RECORD EXTRACTS:
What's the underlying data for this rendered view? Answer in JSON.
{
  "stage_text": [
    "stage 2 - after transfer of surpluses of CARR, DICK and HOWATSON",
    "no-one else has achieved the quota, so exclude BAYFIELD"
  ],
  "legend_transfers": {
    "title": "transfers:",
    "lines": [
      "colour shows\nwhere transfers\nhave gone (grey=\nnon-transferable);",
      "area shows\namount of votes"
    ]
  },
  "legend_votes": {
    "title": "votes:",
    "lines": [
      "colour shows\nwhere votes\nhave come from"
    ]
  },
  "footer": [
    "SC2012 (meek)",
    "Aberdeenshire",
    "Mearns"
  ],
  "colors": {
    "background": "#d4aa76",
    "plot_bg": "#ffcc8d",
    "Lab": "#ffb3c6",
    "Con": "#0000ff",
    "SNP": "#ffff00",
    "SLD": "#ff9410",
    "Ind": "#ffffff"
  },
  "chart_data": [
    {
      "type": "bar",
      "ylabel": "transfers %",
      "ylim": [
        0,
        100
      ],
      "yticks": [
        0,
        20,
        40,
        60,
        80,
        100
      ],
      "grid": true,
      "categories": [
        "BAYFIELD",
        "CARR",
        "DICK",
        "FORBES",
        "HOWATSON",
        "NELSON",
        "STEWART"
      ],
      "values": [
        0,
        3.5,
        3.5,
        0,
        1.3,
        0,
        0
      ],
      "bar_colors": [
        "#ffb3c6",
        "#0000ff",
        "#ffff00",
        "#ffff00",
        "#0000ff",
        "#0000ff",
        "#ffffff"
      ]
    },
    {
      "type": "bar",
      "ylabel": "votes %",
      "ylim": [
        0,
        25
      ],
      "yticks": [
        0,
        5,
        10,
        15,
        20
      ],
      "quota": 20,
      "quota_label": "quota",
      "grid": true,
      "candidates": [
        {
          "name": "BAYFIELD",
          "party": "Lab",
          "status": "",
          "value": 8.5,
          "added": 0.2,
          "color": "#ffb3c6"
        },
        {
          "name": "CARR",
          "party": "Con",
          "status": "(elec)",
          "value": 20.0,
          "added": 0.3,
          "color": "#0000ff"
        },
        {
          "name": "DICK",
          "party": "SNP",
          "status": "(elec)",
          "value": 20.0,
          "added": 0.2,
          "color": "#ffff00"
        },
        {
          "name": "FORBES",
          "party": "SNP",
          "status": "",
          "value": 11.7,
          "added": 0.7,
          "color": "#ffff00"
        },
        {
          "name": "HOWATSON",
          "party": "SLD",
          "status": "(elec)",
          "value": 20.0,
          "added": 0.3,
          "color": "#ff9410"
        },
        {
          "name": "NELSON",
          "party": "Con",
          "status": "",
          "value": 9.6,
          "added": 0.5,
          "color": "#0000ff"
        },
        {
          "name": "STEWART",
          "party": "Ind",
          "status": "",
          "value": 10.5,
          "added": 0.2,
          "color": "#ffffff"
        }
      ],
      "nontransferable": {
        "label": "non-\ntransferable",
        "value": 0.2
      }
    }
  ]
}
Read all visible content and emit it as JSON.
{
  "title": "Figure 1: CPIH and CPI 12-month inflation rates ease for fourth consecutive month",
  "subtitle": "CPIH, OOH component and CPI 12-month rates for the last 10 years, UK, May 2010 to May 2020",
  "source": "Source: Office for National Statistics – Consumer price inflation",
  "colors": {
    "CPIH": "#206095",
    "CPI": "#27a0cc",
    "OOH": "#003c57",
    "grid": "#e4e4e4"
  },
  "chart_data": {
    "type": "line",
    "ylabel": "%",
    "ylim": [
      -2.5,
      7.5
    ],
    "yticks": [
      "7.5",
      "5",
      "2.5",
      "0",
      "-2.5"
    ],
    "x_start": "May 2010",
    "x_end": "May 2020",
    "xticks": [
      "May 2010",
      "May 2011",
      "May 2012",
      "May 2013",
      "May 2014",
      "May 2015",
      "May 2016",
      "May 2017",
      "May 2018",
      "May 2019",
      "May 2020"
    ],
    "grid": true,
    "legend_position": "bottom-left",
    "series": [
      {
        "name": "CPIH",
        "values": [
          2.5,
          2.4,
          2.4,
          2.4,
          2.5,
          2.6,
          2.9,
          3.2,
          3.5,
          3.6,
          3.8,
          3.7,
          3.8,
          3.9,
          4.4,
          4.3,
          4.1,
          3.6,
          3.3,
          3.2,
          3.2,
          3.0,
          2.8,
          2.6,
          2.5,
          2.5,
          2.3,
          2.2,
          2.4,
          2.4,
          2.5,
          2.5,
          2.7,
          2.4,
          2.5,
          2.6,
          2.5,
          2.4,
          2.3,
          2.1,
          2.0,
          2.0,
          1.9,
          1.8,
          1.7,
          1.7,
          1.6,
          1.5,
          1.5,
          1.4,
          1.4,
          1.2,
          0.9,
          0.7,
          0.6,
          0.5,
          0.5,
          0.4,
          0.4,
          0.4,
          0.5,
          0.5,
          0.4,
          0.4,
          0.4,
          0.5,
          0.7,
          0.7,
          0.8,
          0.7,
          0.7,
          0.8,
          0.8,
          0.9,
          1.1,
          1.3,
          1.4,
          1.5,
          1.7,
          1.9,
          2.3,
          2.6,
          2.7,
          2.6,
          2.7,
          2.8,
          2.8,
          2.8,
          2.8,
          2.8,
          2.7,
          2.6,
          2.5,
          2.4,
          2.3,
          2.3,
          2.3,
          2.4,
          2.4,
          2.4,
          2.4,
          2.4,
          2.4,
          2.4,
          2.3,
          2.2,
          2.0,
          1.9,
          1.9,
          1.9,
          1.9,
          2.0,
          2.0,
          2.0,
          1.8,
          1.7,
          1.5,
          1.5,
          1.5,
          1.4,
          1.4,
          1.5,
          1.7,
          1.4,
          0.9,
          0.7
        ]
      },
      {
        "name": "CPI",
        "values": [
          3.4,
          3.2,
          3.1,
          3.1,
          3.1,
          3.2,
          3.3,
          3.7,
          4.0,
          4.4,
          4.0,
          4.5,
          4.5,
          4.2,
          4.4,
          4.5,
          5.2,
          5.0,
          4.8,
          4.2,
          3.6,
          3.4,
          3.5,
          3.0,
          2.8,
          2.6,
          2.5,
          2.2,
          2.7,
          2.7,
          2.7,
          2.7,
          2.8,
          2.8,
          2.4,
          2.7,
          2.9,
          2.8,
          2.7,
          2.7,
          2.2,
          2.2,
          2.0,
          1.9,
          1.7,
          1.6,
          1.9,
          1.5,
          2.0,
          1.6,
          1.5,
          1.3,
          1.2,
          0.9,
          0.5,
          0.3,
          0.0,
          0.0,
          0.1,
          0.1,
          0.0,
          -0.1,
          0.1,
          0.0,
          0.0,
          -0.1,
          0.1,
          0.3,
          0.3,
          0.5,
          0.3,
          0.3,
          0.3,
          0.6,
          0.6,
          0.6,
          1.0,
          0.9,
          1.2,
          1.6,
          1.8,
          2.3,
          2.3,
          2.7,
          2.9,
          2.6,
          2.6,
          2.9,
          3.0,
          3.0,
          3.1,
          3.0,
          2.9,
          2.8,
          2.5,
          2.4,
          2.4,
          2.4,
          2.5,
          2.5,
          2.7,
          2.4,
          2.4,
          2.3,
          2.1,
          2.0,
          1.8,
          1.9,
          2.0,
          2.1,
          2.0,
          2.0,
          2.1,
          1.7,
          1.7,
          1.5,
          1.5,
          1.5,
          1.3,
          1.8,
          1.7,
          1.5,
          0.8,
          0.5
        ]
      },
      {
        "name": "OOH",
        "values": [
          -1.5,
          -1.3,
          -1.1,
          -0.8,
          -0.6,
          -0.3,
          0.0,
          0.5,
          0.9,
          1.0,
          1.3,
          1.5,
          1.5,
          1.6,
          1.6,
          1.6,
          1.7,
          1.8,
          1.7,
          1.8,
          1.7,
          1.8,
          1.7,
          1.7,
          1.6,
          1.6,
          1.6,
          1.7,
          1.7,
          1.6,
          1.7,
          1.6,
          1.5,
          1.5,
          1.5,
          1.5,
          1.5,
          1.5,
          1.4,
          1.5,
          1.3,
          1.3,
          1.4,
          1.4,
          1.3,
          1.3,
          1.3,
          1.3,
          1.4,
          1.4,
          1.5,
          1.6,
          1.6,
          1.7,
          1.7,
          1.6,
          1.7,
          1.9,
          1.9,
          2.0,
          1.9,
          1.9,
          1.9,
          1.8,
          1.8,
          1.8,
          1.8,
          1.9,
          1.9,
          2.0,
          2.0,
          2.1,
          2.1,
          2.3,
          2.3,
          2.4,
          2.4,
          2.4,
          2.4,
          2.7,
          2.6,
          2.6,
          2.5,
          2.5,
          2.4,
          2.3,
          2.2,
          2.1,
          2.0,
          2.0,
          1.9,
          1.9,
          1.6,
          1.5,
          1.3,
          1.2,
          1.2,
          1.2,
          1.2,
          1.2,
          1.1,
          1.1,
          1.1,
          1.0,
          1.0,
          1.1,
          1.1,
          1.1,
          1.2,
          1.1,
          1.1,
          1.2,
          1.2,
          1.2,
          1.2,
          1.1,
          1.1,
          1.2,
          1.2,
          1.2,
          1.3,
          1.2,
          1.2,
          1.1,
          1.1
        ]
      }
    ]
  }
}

WORK REQUIRED: Copy the lines from the entries above in which the word "name" appears.

WRITTEN RESPONSE:
          "name": "BAYFIELD",
          "name": "CARR",
          "name": "DICK",
          "name": "FORBES",
          "name": "HOWATSON",
          "name": "NELSON",
          "name": "STEWART",
        "name": "CPIH",
        "name": "CPI",
        "name": "OOH",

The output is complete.